• **Stored entries**:
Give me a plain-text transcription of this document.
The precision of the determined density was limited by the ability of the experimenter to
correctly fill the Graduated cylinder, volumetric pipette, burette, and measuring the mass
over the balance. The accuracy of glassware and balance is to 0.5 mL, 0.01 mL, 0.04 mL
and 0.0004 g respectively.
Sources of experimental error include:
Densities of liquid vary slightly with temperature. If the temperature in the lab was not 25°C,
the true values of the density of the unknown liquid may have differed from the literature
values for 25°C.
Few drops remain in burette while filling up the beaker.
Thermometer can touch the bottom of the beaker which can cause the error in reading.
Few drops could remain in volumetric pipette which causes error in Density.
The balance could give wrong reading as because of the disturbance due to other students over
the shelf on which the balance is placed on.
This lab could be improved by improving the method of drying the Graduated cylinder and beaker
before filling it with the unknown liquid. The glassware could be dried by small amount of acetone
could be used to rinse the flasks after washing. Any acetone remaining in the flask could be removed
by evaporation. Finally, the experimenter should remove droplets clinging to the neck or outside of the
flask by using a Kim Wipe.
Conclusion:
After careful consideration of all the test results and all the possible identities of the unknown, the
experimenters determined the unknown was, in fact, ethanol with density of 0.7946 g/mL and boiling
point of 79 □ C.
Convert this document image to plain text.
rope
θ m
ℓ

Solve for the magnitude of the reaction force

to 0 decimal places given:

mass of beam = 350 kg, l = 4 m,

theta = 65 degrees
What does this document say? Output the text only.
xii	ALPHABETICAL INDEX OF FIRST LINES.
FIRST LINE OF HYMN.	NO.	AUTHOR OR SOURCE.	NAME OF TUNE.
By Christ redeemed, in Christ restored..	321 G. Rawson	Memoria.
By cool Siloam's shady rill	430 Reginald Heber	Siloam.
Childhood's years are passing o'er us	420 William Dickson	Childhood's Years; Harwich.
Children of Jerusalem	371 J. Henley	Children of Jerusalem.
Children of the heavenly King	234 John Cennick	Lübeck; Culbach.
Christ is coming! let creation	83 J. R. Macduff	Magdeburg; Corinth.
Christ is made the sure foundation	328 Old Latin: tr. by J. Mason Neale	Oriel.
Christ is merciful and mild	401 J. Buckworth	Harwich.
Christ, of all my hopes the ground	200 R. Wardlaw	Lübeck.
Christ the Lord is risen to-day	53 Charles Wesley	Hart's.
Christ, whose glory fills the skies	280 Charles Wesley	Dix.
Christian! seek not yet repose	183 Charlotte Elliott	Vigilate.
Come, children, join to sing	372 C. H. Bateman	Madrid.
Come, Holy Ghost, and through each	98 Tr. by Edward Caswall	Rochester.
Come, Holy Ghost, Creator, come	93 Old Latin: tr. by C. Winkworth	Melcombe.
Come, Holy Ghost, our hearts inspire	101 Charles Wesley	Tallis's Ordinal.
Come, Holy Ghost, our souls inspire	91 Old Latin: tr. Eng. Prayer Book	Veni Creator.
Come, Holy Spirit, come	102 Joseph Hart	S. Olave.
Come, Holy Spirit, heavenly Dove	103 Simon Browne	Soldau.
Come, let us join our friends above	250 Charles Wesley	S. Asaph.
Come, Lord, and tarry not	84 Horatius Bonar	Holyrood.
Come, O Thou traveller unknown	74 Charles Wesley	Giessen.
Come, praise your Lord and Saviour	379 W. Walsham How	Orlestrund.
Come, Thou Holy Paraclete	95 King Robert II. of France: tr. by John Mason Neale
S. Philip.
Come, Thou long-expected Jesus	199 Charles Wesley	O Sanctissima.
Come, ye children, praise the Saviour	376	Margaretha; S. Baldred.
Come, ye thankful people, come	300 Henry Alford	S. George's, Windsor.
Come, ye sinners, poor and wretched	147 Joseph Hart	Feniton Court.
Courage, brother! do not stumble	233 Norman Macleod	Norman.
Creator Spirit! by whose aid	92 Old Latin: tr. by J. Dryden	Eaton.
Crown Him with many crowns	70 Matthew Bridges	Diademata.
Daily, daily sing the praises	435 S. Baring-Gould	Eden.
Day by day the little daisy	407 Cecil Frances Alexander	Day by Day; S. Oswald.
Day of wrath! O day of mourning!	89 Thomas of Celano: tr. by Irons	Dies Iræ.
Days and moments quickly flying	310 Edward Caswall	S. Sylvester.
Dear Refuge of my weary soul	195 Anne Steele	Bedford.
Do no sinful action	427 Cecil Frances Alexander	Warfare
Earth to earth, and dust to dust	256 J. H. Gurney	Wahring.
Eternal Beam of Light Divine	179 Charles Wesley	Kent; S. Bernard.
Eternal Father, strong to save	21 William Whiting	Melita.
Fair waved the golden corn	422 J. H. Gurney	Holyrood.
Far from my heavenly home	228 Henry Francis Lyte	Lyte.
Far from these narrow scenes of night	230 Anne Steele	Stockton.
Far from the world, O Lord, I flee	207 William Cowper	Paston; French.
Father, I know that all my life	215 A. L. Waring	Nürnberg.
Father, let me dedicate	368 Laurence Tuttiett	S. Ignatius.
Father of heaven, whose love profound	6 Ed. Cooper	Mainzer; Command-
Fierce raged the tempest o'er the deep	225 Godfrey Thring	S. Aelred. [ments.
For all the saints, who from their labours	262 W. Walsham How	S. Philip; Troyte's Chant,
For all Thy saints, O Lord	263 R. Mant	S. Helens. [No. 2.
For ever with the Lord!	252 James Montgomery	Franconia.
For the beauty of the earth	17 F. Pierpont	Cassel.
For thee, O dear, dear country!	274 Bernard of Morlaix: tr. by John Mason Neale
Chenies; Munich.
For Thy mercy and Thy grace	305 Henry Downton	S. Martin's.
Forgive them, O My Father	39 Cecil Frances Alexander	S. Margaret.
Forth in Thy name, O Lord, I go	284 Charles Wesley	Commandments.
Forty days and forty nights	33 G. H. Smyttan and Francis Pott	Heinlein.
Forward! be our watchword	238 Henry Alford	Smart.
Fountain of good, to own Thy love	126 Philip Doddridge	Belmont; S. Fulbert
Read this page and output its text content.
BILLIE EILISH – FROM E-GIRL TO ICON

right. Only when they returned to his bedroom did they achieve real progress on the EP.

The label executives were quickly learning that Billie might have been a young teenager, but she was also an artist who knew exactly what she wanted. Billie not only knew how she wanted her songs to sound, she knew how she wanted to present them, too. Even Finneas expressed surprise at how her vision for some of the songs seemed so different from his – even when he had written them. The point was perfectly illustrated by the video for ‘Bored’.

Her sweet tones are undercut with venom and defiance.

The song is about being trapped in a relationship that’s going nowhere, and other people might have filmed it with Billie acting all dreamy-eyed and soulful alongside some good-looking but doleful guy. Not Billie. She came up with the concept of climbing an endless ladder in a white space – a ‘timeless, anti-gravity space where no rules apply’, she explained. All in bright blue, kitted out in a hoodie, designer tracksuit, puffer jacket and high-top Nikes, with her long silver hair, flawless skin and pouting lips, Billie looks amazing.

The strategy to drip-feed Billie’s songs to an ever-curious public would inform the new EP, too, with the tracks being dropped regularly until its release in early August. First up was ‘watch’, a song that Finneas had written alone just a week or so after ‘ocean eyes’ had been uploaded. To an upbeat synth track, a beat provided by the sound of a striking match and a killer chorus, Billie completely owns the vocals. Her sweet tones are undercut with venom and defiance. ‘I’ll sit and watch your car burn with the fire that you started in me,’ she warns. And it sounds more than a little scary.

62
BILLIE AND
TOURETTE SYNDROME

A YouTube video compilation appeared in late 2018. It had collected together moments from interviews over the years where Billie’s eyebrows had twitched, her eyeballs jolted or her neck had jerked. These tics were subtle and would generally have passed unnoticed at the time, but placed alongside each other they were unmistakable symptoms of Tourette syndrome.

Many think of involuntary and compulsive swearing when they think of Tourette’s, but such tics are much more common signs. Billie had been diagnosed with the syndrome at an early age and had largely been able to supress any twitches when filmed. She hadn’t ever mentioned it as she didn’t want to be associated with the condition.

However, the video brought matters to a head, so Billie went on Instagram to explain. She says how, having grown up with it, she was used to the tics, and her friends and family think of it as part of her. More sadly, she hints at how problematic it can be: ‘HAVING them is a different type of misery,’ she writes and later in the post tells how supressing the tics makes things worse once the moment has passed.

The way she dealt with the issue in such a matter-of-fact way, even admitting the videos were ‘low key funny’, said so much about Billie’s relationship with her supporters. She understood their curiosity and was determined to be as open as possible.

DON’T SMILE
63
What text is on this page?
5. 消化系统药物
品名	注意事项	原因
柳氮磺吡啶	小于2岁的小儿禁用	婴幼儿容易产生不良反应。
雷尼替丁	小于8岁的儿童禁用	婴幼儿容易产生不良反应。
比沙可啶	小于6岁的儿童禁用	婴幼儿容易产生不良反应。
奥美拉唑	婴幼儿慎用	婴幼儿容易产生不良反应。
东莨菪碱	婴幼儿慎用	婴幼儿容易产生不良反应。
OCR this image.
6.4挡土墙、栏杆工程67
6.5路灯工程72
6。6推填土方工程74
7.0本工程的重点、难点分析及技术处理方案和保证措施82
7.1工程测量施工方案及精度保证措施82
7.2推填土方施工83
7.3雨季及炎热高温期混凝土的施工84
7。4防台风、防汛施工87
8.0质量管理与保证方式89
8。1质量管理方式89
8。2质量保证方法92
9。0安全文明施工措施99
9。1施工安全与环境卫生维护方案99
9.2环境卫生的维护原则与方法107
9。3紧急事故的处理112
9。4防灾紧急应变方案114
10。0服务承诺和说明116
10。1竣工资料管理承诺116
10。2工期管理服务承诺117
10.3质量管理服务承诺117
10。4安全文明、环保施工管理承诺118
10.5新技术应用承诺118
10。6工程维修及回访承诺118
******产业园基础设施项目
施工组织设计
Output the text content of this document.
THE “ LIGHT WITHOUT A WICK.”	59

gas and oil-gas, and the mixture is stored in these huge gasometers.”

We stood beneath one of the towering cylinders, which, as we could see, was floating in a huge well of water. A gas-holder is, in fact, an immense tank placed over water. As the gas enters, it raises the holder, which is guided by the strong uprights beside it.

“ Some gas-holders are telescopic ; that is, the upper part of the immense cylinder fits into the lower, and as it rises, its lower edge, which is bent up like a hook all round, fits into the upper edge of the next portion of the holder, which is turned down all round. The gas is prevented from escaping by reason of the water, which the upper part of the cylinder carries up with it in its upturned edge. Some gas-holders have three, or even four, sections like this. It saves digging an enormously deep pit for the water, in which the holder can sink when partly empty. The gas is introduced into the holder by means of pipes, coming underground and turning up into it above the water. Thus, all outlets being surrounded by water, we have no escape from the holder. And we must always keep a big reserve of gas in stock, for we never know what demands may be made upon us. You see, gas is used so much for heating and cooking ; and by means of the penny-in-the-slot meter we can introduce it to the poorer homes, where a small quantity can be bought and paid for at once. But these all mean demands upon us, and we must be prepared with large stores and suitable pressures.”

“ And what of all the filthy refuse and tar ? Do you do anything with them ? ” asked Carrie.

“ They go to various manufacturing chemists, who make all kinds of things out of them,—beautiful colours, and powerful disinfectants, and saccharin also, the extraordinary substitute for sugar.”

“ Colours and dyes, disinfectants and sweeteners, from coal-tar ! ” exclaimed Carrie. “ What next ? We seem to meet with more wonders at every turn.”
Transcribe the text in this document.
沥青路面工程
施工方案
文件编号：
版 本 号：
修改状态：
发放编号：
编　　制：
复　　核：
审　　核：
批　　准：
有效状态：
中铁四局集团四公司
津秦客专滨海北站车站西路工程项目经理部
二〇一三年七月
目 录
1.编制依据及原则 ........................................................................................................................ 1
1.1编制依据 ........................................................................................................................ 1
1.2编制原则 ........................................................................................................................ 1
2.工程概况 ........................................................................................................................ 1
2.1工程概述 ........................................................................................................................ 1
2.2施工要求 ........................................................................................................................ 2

• **Task details**:
In the material above, find the lines that contain "Frances" and show them.

• **Solution to the exercise**:
Day by day the little daisy	407 Cecil Frances Alexander	Day by Day; S. Oswald.
Do no sinful action	427 Cecil Frances Alexander	Warfare
Forgive them, O My Father	39 Cecil Frances Alexander	S. Margaret.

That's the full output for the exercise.